Extracted records:
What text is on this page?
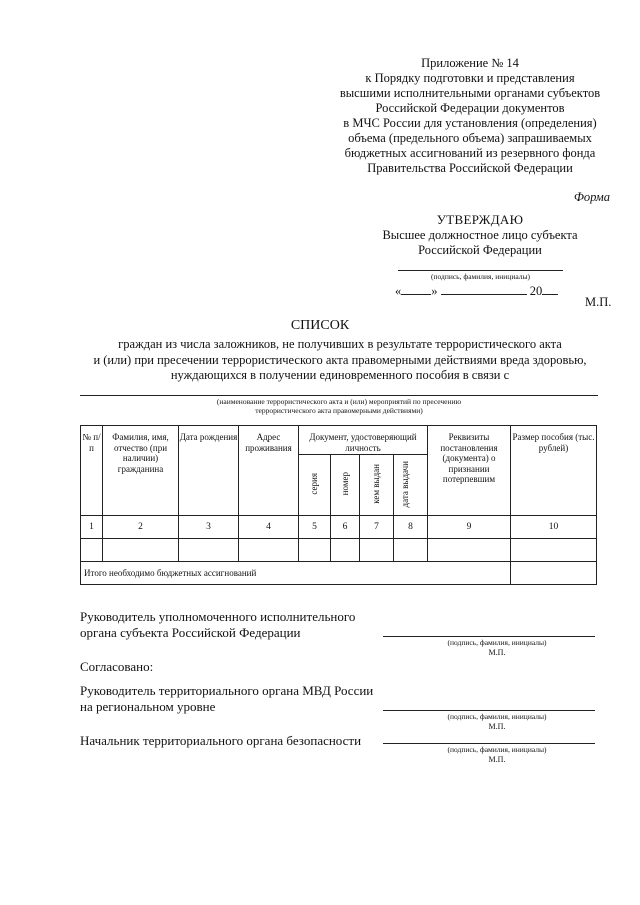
Приложение № 14
к Порядку подготовки и представления
высшими исполнительными органами субъектов
Российской Федерации документов
в МЧС России для установления (определения)
объема (предельного объема) запрашиваемых
бюджетных ассигнований из резервного фонда
Правительства Российской Федерации
Форма
УТВЕРЖДАЮ
Высшее должностное лицо субъекта
Российской Федерации
(подпись, фамилия, инициалы)
« »	20
М.П.
СПИСОК
граждан из числа заложников, не получивших в результате террористического акта
и (или) при пресечении террористического акта правомерными действиями вреда здоровью,
нуждающихся в получении единовременного пособия в связи с
(наименование террористического акта и (или) мероприятий по пресечению
террористического акта правомерными действиями)
№ п/п	Фамилия, имя, отчество (при наличии) гражданина	Дата рождения	Адрес проживания	Документ, удостоверяющий личность				Реквизиты постановления (документа) о признании потерпевшим	Размер пособия (тыс. рублей)
				серия	номер	кем выдан	дата выдачи		
1	2	3	4	5	6	7	8	9	10

Итого необходимо бюджетных ассигнований									
Руководитель уполномоченного исполнительного
органа субъекта Российской Федерации
(подпись, фамилия, инициалы)
М.П.
Согласовано:
Руководитель территориального органа МВД России
на региональном уровне
(подпись, фамилия, инициалы)
М.П.
Начальник территориального органа безопасности
(подпись, фамилия, инициалы)
М.П.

▸ **Work to do**
From the material, report only how many lines include the word "Руководитель".

▸ **Written response**
2